_YOUR TASK_
Check every line below for the string "biológicos". Copy the ones that have it.

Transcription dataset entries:
Content starts
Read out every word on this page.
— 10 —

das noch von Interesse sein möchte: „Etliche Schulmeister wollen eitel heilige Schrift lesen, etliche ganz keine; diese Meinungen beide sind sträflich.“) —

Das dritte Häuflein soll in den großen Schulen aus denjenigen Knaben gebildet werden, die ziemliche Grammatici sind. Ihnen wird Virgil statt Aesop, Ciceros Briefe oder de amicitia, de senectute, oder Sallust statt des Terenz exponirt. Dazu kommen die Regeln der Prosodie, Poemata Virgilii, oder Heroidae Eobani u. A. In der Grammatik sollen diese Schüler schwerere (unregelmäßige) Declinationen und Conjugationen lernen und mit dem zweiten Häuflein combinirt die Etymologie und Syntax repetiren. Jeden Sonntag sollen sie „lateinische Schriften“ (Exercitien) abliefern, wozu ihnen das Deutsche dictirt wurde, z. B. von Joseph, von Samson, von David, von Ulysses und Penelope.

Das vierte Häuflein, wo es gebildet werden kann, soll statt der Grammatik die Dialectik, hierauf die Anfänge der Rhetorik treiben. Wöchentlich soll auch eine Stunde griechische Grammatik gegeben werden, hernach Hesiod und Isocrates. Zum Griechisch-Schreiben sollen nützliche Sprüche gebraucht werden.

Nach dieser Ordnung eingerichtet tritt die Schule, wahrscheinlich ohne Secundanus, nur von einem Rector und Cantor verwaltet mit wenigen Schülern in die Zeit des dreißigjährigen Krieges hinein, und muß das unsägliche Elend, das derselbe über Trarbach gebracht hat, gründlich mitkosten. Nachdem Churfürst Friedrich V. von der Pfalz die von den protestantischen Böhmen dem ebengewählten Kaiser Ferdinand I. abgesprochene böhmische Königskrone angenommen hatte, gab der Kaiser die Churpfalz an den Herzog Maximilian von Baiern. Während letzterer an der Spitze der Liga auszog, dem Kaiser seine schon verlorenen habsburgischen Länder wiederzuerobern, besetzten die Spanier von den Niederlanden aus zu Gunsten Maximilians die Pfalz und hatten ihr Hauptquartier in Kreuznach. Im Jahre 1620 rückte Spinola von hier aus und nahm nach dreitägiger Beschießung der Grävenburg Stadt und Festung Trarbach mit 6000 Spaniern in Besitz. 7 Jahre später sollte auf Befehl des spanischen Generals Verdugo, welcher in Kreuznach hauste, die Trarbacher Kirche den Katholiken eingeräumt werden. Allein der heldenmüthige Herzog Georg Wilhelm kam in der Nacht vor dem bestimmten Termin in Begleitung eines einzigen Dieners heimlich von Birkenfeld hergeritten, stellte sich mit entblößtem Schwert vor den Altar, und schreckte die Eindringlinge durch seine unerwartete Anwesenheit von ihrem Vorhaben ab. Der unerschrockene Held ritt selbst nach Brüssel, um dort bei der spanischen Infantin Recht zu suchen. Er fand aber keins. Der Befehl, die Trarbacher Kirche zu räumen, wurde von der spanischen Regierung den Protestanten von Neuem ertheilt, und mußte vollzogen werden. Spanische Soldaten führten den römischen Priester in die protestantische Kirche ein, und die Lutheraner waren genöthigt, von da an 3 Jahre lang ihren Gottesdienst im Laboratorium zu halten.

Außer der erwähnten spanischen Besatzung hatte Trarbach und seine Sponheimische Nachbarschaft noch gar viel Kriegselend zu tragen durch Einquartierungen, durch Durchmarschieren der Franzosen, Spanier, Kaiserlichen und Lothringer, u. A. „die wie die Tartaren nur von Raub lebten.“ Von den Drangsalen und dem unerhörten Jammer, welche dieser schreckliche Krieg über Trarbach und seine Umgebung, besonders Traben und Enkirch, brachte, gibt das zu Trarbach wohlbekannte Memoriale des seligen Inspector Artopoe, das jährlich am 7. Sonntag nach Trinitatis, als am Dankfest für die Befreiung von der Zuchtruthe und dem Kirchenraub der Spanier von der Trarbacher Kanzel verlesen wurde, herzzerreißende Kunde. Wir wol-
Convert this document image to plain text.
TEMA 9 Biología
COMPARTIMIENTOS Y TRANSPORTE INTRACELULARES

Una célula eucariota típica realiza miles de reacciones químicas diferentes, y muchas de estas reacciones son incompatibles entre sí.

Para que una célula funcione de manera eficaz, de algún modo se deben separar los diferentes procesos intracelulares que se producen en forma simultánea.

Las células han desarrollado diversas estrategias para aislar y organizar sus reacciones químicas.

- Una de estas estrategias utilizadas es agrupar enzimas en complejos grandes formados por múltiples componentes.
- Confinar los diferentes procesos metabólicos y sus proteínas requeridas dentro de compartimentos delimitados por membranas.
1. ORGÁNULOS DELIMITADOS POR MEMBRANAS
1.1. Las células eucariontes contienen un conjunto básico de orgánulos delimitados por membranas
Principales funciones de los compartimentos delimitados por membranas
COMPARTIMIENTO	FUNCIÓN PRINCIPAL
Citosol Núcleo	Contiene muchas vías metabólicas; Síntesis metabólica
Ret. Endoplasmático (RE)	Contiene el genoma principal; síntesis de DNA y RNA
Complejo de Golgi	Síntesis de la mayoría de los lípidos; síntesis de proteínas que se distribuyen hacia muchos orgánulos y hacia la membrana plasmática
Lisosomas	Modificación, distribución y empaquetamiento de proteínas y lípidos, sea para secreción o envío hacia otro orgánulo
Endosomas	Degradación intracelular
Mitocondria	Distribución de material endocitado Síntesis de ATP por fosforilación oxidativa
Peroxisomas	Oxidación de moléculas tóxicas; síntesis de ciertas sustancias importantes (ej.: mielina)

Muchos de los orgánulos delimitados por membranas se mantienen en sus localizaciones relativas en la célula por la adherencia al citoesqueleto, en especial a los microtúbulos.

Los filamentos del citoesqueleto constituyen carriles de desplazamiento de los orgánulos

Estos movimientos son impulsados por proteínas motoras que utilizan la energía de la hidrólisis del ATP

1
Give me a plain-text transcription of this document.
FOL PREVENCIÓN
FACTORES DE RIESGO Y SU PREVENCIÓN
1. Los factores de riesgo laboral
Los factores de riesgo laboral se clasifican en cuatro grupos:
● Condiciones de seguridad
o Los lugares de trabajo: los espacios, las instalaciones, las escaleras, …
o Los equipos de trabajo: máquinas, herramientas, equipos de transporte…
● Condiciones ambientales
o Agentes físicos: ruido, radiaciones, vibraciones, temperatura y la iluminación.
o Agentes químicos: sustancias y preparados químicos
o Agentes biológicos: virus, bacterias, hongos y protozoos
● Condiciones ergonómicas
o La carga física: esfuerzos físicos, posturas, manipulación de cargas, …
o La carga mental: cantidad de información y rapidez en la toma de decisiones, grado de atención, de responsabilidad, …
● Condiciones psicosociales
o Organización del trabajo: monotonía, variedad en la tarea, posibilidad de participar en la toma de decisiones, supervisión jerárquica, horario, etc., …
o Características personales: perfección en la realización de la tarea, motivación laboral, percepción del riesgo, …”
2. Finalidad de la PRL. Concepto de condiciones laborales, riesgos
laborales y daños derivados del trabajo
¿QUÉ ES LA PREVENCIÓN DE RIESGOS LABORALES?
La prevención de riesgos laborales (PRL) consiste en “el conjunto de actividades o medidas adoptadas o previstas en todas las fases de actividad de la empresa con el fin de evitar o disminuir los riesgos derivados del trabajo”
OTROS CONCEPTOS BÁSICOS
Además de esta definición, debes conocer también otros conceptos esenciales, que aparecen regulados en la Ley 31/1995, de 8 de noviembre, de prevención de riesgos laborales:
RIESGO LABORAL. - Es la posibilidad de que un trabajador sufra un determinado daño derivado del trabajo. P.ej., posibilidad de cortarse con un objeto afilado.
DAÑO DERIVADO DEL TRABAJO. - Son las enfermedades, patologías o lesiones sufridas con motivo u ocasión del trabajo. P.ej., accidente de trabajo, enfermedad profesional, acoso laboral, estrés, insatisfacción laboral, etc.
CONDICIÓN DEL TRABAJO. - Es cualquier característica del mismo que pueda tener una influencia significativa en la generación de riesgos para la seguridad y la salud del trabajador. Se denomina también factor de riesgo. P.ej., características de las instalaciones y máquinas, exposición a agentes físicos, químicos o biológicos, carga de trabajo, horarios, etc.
Content ends
_OUTPUT FOR THIS EXERCISE_
o Agentes biológicos: virus, bacterias, hongos y protozoos
CONDICIÓN DEL TRABAJO. - Es cualquier característica del mismo que pueda tener una influencia significativa en la generación de riesgos para la seguridad y la salud del trabajador. Se denomina también factor de riesgo. P.ej., características de las instalaciones y máquinas, exposición a agentes físicos, químicos o biológicos, carga de trabajo, horarios, etc.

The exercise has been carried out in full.